• [The problem] Give a verbatim copy of the lines below, minus the pictures.
** Start Input **
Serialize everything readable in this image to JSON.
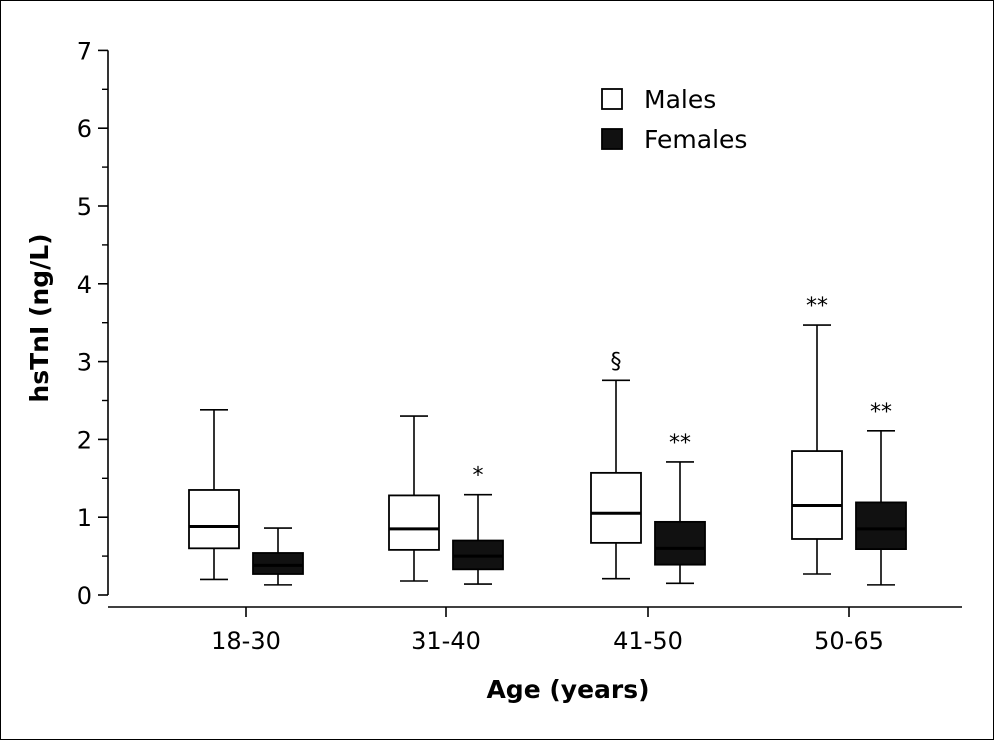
{
  "chart_data": {
    "type": "boxplot",
    "title": "",
    "xlabel": "Age (years)",
    "ylabel": "hsTnI (ng/L)",
    "ylim": [
      0,
      7
    ],
    "yticks": [
      "0",
      "1",
      "2",
      "3",
      "4",
      "5",
      "6",
      "7"
    ],
    "categories": [
      "18-30",
      "31-40",
      "41-50",
      "50-65"
    ],
    "legend": {
      "placement": "top-right"
    },
    "series": [
      {
        "name": "Males",
        "fill": "#ffffff",
        "boxes": [
          {
            "min": 0.2,
            "q1": 0.6,
            "median": 0.88,
            "q3": 1.35,
            "max": 2.38,
            "annotation": ""
          },
          {
            "min": 0.18,
            "q1": 0.58,
            "median": 0.85,
            "q3": 1.28,
            "max": 2.3,
            "annotation": ""
          },
          {
            "min": 0.21,
            "q1": 0.67,
            "median": 1.05,
            "q3": 1.57,
            "max": 2.76,
            "annotation": "§"
          },
          {
            "min": 0.27,
            "q1": 0.72,
            "median": 1.15,
            "q3": 1.85,
            "max": 3.47,
            "annotation": "**"
          }
        ]
      },
      {
        "name": "Females",
        "fill": "#111111",
        "boxes": [
          {
            "min": 0.13,
            "q1": 0.27,
            "median": 0.38,
            "q3": 0.54,
            "max": 0.86,
            "annotation": ""
          },
          {
            "min": 0.14,
            "q1": 0.33,
            "median": 0.5,
            "q3": 0.7,
            "max": 1.29,
            "annotation": "*"
          },
          {
            "min": 0.15,
            "q1": 0.39,
            "median": 0.6,
            "q3": 0.94,
            "max": 1.71,
            "annotation": "**"
          },
          {
            "min": 0.13,
            "q1": 0.59,
            "median": 0.85,
            "q3": 1.19,
            "max": 2.11,
            "annotation": "**"
          }
        ]
      }
    ]
  }
}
** End Input **
• [Written reply]
Serialize everything readable in this image to JSON.
{
  "chart_data": {
    "type": "boxplot",
    "title": "",
    "xlabel": "Age (years)",
    "ylabel": "hsTnI (ng/L)",
    "ylim": [
      0,
      7
    ],
    "yticks": [
      "0",
      "1",
      "2",
      "3",
      "4",
      "5",
      "6",
      "7"
    ],
    "categories": [
      "18-30",
      "31-40",
      "41-50",
      "50-65"
    ],
    "legend": {
      "placement": "top-right"
    },
    "series": [
      {
        "name": "Males",
        "fill": "#ffffff",
        "boxes": [
          {
            "min": 0.2,
            "q1": 0.6,
            "median": 0.88,
            "q3": 1.35,
            "max": 2.38,
            "annotation": ""
          },
          {
            "min": 0.18,
            "q1": 0.58,
            "median": 0.85,
            "q3": 1.28,
            "max": 2.3,
            "annotation": ""
          },
          {
            "min": 0.21,
            "q1": 0.67,
            "median": 1.05,
            "q3": 1.57,
            "max": 2.76,
            "annotation": "§"
          },
          {
            "min": 0.27,
            "q1": 0.72,
            "median": 1.15,
            "q3": 1.85,
            "max": 3.47,
            "annotation": "**"
          }
        ]
      },
      {
        "name": "Females",
        "fill": "#111111",
        "boxes": [
          {
            "min": 0.13,
            "q1": 0.27,
            "median": 0.38,
            "q3": 0.54,
            "max": 0.86,
            "annotation": ""
          },
          {
            "min": 0.14,
            "q1": 0.33,
            "median": 0.5,
            "q3": 0.7,
            "max": 1.29,
            "annotation": "*"
          },
          {
            "min": 0.15,
            "q1": 0.39,
            "median": 0.6,
            "q3": 0.94,
            "max": 1.71,
            "annotation": "**"
          },
          {
            "min": 0.13,
            "q1": 0.59,
            "median": 0.85,
            "q3": 1.19,
            "max": 2.11,
            "annotation": "**"
          }
        ]
      }
    ]
  }
}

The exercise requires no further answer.